Problem requirements:
Each line of the material must be repeated precisely, with the pictures left out.

--- BEGIN Data for processing ---

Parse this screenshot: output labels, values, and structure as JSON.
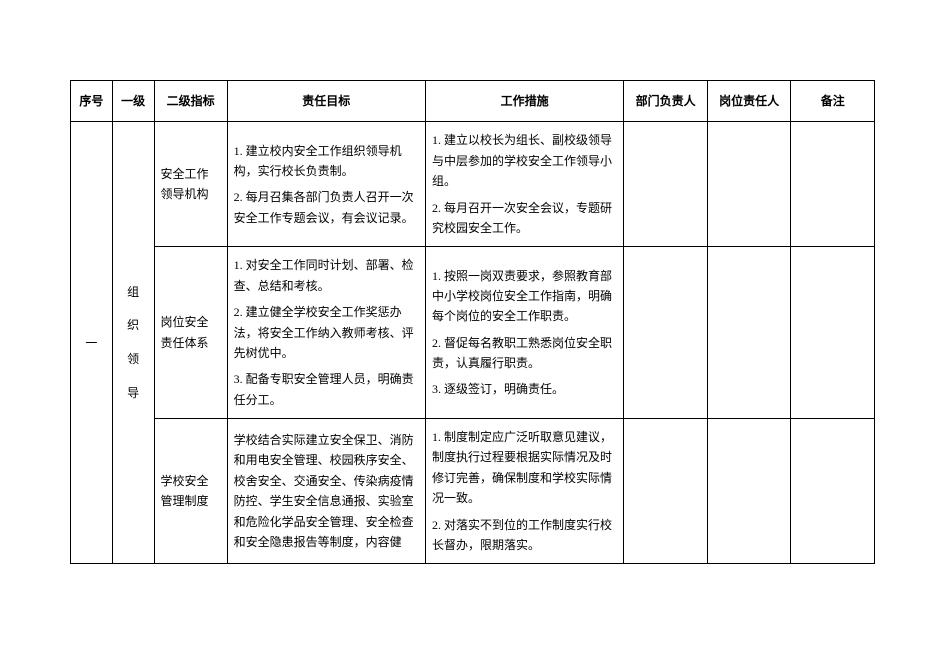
{
  "headers": {
    "seq": "序号",
    "level1": "一级",
    "level2": "二级指标",
    "goal": "责任目标",
    "measure": "工作措施",
    "dept": "部门负责人",
    "post": "岗位责任人",
    "remark": "备注"
  },
  "row_seq": "一",
  "row_level1_lines": [
    "组",
    "织",
    "领",
    "导"
  ],
  "sections": [
    {
      "level2": "安全工作\n领导机构",
      "goals": [
        "1. 建立校内安全工作组织领导机构，实行校长负责制。",
        "2. 每月召集各部门负责人召开一次安全工作专题会议，有会议记录。"
      ],
      "measures": [
        "1. 建立以校长为组长、副校级领导与中层参加的学校安全工作领导小组。",
        "2. 每月召开一次安全会议，专题研究校园安全工作。"
      ]
    },
    {
      "level2": "岗位安全\n责任体系",
      "goals": [
        "1. 对安全工作同时计划、部署、检查、总结和考核。",
        "2. 建立健全学校安全工作奖惩办法，将安全工作纳入教师考核、评先树优中。",
        "3.  配备专职安全管理人员，明确责任分工。"
      ],
      "measures": [
        "1. 按照一岗双责要求，参照教育部中小学校岗位安全工作指南，明确每个岗位的安全工作职责。",
        "2. 督促每名教职工熟悉岗位安全职责，认真履行职责。",
        "3. 逐级签订，明确责任。"
      ]
    },
    {
      "level2": "学校安全\n管理制度",
      "goals": [
        "学校结合实际建立安全保卫、消防和用电安全管理、校园秩序安全、校舍安全、交通安全、传染病疫情防控、学生安全信息通报、实验室和危险化学品安全管理、安全检查和安全隐患报告等制度，内容健"
      ],
      "measures": [
        "1. 制度制定应广泛听取意见建议，制度执行过程要根据实际情况及时修订完善，确保制度和学校实际情况一致。",
        "2. 对落实不到位的工作制度实行校长督办，限期落实。"
      ]
    }
  ],
  "style": {
    "font_family": "SimSun",
    "font_size_pt": 10,
    "border_color": "#000000",
    "background_color": "#ffffff",
    "text_color": "#000000"
  }
}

--- END Data for processing ---

Right answer:
Parse this screenshot: output labels, values, and structure as JSON.
{
  "headers": {
    "seq": "序号",
    "level1": "一级",
    "level2": "二级指标",
    "goal": "责任目标",
    "measure": "工作措施",
    "dept": "部门负责人",
    "post": "岗位责任人",
    "remark": "备注"
  },
  "row_seq": "一",
  "row_level1_lines": [
    "组",
    "织",
    "领",
    "导"
  ],
  "sections": [
    {
      "level2": "安全工作\n领导机构",
      "goals": [
        "1. 建立校内安全工作组织领导机构，实行校长负责制。",
        "2. 每月召集各部门负责人召开一次安全工作专题会议，有会议记录。"
      ],
      "measures": [
        "1. 建立以校长为组长、副校级领导与中层参加的学校安全工作领导小组。",
        "2. 每月召开一次安全会议，专题研究校园安全工作。"
      ]
    },
    {
      "level2": "岗位安全\n责任体系",
      "goals": [
        "1. 对安全工作同时计划、部署、检查、总结和考核。",
        "2. 建立健全学校安全工作奖惩办法，将安全工作纳入教师考核、评先树优中。",
        "3.  配备专职安全管理人员，明确责任分工。"
      ],
      "measures": [
        "1. 按照一岗双责要求，参照教育部中小学校岗位安全工作指南，明确每个岗位的安全工作职责。",
        "2. 督促每名教职工熟悉岗位安全职责，认真履行职责。",
        "3. 逐级签订，明确责任。"
      ]
    },
    {
      "level2": "学校安全\n管理制度",
      "goals": [
        "学校结合实际建立安全保卫、消防和用电安全管理、校园秩序安全、校舍安全、交通安全、传染病疫情防控、学生安全信息通报、实验室和危险化学品安全管理、安全检查和安全隐患报告等制度，内容健"
      ],
      "measures": [
        "1. 制度制定应广泛听取意见建议，制度执行过程要根据实际情况及时修订完善，确保制度和学校实际情况一致。",
        "2. 对落实不到位的工作制度实行校长督办，限期落实。"
      ]
    }
  ],
  "style": {
    "font_family": "SimSun",
    "font_size_pt": 10,
    "border_color": "#000000",
    "background_color": "#ffffff",
    "text_color": "#000000"
  }
}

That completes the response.